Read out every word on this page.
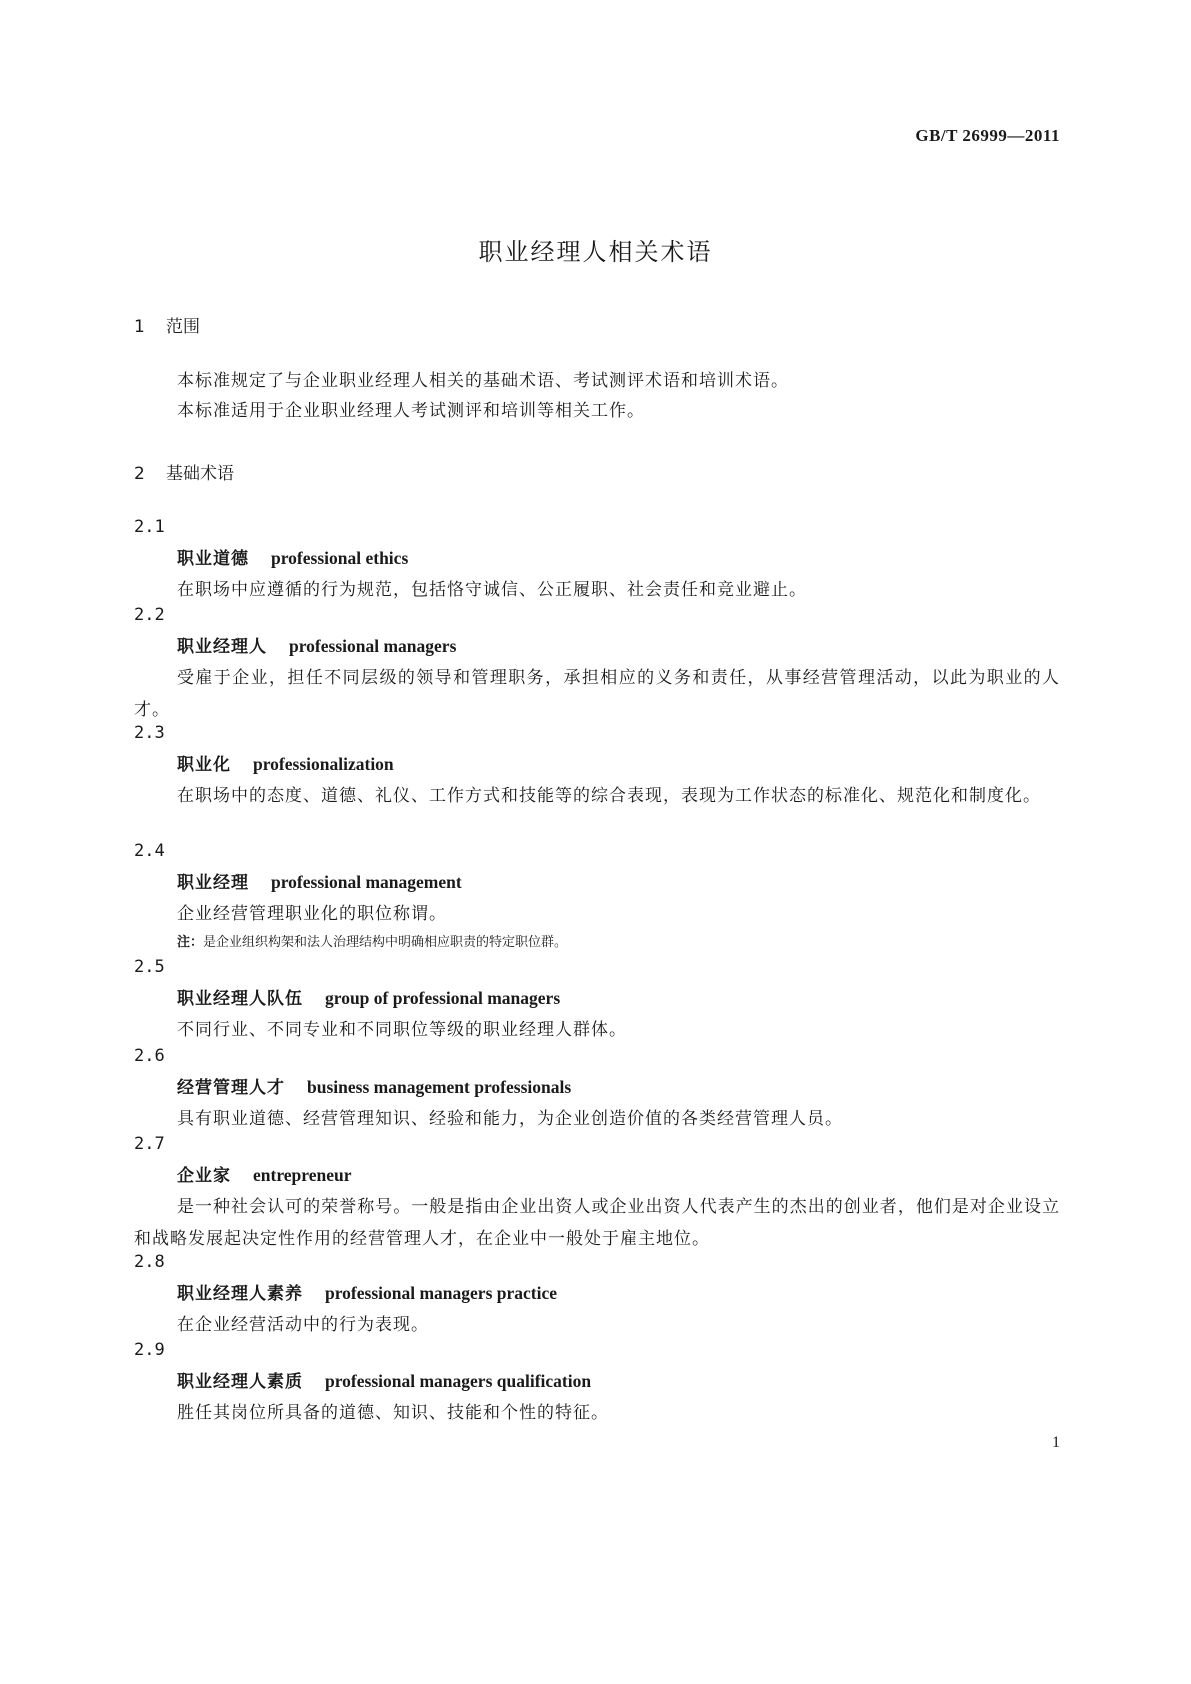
GB/T 26999—2011
职业经理人相关术语
1 范围

本标准规定了与企业职业经理人相关的基础术语、考试测评术语和培训术语。

本标准适用于企业职业经理人考试测评和培训等相关工作。

2 基础术语
2.1
职业道德 professional ethics
在职场中应遵循的行为规范，包括恪守诚信、公正履职、社会责任和竞业避止。
2.2
职业经理人 professional managers
受雇于企业，担任不同层级的领导和管理职务，承担相应的义务和责任，从事经营管理活动，以此为职业的人才。
2.3
职业化 professionalization
在职场中的态度、道德、礼仪、工作方式和技能等的综合表现，表现为工作状态的标准化、规范化和制度化。
2.4
职业经理 professional management
企业经营管理职业化的职位称谓。
注：是企业组织构架和法人治理结构中明确相应职责的特定职位群。
2.5
职业经理人队伍 group of professional managers
不同行业、不同专业和不同职位等级的职业经理人群体。
2.6
经营管理人才 business management professionals
具有职业道德、经营管理知识、经验和能力，为企业创造价值的各类经营管理人员。
2.7
企业家 entrepreneur
是一种社会认可的荣誉称号。一般是指由企业出资人或企业出资人代表产生的杰出的创业者，他们是对企业设立和战略发展起决定性作用的经营管理人才，在企业中一般处于雇主地位。
2.8
职业经理人素养 professional managers practice
在企业经营活动中的行为表现。
2.9
职业经理人素质 professional managers qualification
胜任其岗位所具备的道德、知识、技能和个性的特征。
1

++++++++++++++++++++

**What you should do**
Find the lines holding "management" and list every one.

**Result**
职业经理 professional management
经营管理人才 business management professionals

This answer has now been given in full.